▶ [What the exercise asks]:
Reproduce the entries in full, with no changes.

▶ [Supplied records]:
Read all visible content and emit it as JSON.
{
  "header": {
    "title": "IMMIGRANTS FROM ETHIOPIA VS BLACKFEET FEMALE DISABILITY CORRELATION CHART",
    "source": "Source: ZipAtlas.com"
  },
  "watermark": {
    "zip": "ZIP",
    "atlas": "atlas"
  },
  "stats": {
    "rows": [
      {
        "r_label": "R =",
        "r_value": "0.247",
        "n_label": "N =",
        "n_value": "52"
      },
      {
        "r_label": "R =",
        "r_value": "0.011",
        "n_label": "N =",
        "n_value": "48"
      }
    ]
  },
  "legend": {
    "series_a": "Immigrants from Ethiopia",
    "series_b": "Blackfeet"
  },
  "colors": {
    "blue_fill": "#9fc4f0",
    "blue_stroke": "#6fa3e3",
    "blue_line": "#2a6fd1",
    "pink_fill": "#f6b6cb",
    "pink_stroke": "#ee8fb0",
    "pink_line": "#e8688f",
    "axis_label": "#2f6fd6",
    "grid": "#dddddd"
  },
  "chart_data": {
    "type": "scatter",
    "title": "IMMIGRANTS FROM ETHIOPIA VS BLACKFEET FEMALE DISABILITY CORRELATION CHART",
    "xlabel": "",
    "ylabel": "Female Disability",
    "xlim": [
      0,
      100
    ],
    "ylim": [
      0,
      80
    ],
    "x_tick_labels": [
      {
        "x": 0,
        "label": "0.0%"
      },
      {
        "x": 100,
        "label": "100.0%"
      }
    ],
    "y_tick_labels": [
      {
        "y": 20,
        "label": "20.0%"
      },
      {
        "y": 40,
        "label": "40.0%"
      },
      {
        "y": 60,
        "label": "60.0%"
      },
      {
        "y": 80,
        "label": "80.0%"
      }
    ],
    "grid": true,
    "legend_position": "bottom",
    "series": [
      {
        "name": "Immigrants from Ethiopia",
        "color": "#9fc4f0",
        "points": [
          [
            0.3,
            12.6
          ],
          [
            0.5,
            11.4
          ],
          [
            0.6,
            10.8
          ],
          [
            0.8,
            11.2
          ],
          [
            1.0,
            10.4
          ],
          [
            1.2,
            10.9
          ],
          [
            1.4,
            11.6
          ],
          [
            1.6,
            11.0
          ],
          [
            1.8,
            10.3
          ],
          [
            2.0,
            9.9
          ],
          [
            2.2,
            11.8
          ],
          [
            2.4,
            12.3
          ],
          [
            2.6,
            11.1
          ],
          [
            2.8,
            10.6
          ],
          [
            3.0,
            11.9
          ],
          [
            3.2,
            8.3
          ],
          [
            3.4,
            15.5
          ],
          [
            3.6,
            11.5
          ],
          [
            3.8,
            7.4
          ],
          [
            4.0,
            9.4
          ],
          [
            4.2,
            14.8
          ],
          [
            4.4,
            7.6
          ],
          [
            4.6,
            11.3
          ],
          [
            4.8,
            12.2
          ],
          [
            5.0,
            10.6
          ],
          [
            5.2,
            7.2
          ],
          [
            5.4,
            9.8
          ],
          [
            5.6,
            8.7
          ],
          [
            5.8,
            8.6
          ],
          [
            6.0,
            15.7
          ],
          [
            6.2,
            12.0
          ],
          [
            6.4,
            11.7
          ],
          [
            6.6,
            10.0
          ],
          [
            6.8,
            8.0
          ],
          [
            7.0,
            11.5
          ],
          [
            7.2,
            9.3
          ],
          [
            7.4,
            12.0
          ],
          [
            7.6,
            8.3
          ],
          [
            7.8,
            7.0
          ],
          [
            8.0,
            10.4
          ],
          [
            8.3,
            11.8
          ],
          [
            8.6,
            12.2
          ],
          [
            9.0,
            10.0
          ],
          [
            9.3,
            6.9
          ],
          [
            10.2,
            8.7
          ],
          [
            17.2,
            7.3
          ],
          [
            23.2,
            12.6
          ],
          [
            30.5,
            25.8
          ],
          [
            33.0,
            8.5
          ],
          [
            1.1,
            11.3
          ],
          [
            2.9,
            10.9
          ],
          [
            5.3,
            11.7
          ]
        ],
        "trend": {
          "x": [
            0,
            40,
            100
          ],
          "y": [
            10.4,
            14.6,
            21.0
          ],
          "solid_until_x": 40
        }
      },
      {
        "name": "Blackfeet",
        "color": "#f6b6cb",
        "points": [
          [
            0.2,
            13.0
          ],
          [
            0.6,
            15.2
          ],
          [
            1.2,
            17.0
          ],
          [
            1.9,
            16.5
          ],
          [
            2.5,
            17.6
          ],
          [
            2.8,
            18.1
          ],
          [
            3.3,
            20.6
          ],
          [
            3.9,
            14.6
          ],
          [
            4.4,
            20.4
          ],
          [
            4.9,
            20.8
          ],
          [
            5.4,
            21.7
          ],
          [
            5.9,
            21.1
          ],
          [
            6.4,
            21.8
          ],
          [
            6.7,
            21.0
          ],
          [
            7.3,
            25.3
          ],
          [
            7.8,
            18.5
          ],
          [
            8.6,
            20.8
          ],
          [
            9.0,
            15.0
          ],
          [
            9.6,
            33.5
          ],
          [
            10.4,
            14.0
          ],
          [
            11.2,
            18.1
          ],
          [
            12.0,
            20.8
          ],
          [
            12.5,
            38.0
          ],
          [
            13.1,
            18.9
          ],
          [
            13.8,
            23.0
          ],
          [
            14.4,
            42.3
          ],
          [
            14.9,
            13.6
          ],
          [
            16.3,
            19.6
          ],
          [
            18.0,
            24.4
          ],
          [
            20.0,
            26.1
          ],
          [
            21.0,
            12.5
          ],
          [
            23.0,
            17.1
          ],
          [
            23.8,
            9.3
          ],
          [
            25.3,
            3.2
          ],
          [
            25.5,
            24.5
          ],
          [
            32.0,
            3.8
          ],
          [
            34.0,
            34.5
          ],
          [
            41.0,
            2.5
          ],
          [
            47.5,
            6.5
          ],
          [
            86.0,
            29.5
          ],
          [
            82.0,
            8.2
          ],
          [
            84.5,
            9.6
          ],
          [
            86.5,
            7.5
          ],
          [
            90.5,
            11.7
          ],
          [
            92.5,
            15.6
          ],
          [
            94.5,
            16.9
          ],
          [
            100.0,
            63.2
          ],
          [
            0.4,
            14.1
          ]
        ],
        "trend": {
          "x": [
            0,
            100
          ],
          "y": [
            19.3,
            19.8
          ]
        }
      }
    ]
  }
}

▶ [Right answer]:
Read all visible content and emit it as JSON.
{
  "header": {
    "title": "IMMIGRANTS FROM ETHIOPIA VS BLACKFEET FEMALE DISABILITY CORRELATION CHART",
    "source": "Source: ZipAtlas.com"
  },
  "watermark": {
    "zip": "ZIP",
    "atlas": "atlas"
  },
  "stats": {
    "rows": [
      {
        "r_label": "R =",
        "r_value": "0.247",
        "n_label": "N =",
        "n_value": "52"
      },
      {
        "r_label": "R =",
        "r_value": "0.011",
        "n_label": "N =",
        "n_value": "48"
      }
    ]
  },
  "legend": {
    "series_a": "Immigrants from Ethiopia",
    "series_b": "Blackfeet"
  },
  "colors": {
    "blue_fill": "#9fc4f0",
    "blue_stroke": "#6fa3e3",
    "blue_line": "#2a6fd1",
    "pink_fill": "#f6b6cb",
    "pink_stroke": "#ee8fb0",
    "pink_line": "#e8688f",
    "axis_label": "#2f6fd6",
    "grid": "#dddddd"
  },
  "chart_data": {
    "type": "scatter",
    "title": "IMMIGRANTS FROM ETHIOPIA VS BLACKFEET FEMALE DISABILITY CORRELATION CHART",
    "xlabel": "",
    "ylabel": "Female Disability",
    "xlim": [
      0,
      100
    ],
    "ylim": [
      0,
      80
    ],
    "x_tick_labels": [
      {
        "x": 0,
        "label": "0.0%"
      },
      {
        "x": 100,
        "label": "100.0%"
      }
    ],
    "y_tick_labels": [
      {
        "y": 20,
        "label": "20.0%"
      },
      {
        "y": 40,
        "label": "40.0%"
      },
      {
        "y": 60,
        "label": "60.0%"
      },
      {
        "y": 80,
        "label": "80.0%"
      }
    ],
    "grid": true,
    "legend_position": "bottom",
    "series": [
      {
        "name": "Immigrants from Ethiopia",
        "color": "#9fc4f0",
        "points": [
          [
            0.3,
            12.6
          ],
          [
            0.5,
            11.4
          ],
          [
            0.6,
            10.8
          ],
          [
            0.8,
            11.2
          ],
          [
            1.0,
            10.4
          ],
          [
            1.2,
            10.9
          ],
          [
            1.4,
            11.6
          ],
          [
            1.6,
            11.0
          ],
          [
            1.8,
            10.3
          ],
          [
            2.0,
            9.9
          ],
          [
            2.2,
            11.8
          ],
          [
            2.4,
            12.3
          ],
          [
            2.6,
            11.1
          ],
          [
            2.8,
            10.6
          ],
          [
            3.0,
            11.9
          ],
          [
            3.2,
            8.3
          ],
          [
            3.4,
            15.5
          ],
          [
            3.6,
            11.5
          ],
          [
            3.8,
            7.4
          ],
          [
            4.0,
            9.4
          ],
          [
            4.2,
            14.8
          ],
          [
            4.4,
            7.6
          ],
          [
            4.6,
            11.3
          ],
          [
            4.8,
            12.2
          ],
          [
            5.0,
            10.6
          ],
          [
            5.2,
            7.2
          ],
          [
            5.4,
            9.8
          ],
          [
            5.6,
            8.7
          ],
          [
            5.8,
            8.6
          ],
          [
            6.0,
            15.7
          ],
          [
            6.2,
            12.0
          ],
          [
            6.4,
            11.7
          ],
          [
            6.6,
            10.0
          ],
          [
            6.8,
            8.0
          ],
          [
            7.0,
            11.5
          ],
          [
            7.2,
            9.3
          ],
          [
            7.4,
            12.0
          ],
          [
            7.6,
            8.3
          ],
          [
            7.8,
            7.0
          ],
          [
            8.0,
            10.4
          ],
          [
            8.3,
            11.8
          ],
          [
            8.6,
            12.2
          ],
          [
            9.0,
            10.0
          ],
          [
            9.3,
            6.9
          ],
          [
            10.2,
            8.7
          ],
          [
            17.2,
            7.3
          ],
          [
            23.2,
            12.6
          ],
          [
            30.5,
            25.8
          ],
          [
            33.0,
            8.5
          ],
          [
            1.1,
            11.3
          ],
          [
            2.9,
            10.9
          ],
          [
            5.3,
            11.7
          ]
        ],
        "trend": {
          "x": [
            0,
            40,
            100
          ],
          "y": [
            10.4,
            14.6,
            21.0
          ],
          "solid_until_x": 40
        }
      },
      {
        "name": "Blackfeet",
        "color": "#f6b6cb",
        "points": [
          [
            0.2,
            13.0
          ],
          [
            0.6,
            15.2
          ],
          [
            1.2,
            17.0
          ],
          [
            1.9,
            16.5
          ],
          [
            2.5,
            17.6
          ],
          [
            2.8,
            18.1
          ],
          [
            3.3,
            20.6
          ],
          [
            3.9,
            14.6
          ],
          [
            4.4,
            20.4
          ],
          [
            4.9,
            20.8
          ],
          [
            5.4,
            21.7
          ],
          [
            5.9,
            21.1
          ],
          [
            6.4,
            21.8
          ],
          [
            6.7,
            21.0
          ],
          [
            7.3,
            25.3
          ],
          [
            7.8,
            18.5
          ],
          [
            8.6,
            20.8
          ],
          [
            9.0,
            15.0
          ],
          [
            9.6,
            33.5
          ],
          [
            10.4,
            14.0
          ],
          [
            11.2,
            18.1
          ],
          [
            12.0,
            20.8
          ],
          [
            12.5,
            38.0
          ],
          [
            13.1,
            18.9
          ],
          [
            13.8,
            23.0
          ],
          [
            14.4,
            42.3
          ],
          [
            14.9,
            13.6
          ],
          [
            16.3,
            19.6
          ],
          [
            18.0,
            24.4
          ],
          [
            20.0,
            26.1
          ],
          [
            21.0,
            12.5
          ],
          [
            23.0,
            17.1
          ],
          [
            23.8,
            9.3
          ],
          [
            25.3,
            3.2
          ],
          [
            25.5,
            24.5
          ],
          [
            32.0,
            3.8
          ],
          [
            34.0,
            34.5
          ],
          [
            41.0,
            2.5
          ],
          [
            47.5,
            6.5
          ],
          [
            86.0,
            29.5
          ],
          [
            82.0,
            8.2
          ],
          [
            84.5,
            9.6
          ],
          [
            86.5,
            7.5
          ],
          [
            90.5,
            11.7
          ],
          [
            92.5,
            15.6
          ],
          [
            94.5,
            16.9
          ],
          [
            100.0,
            63.2
          ],
          [
            0.4,
            14.1
          ]
        ],
        "trend": {
          "x": [
            0,
            100
          ],
          "y": [
            19.3,
            19.8
          ]
        }
      }
    ]
  }
}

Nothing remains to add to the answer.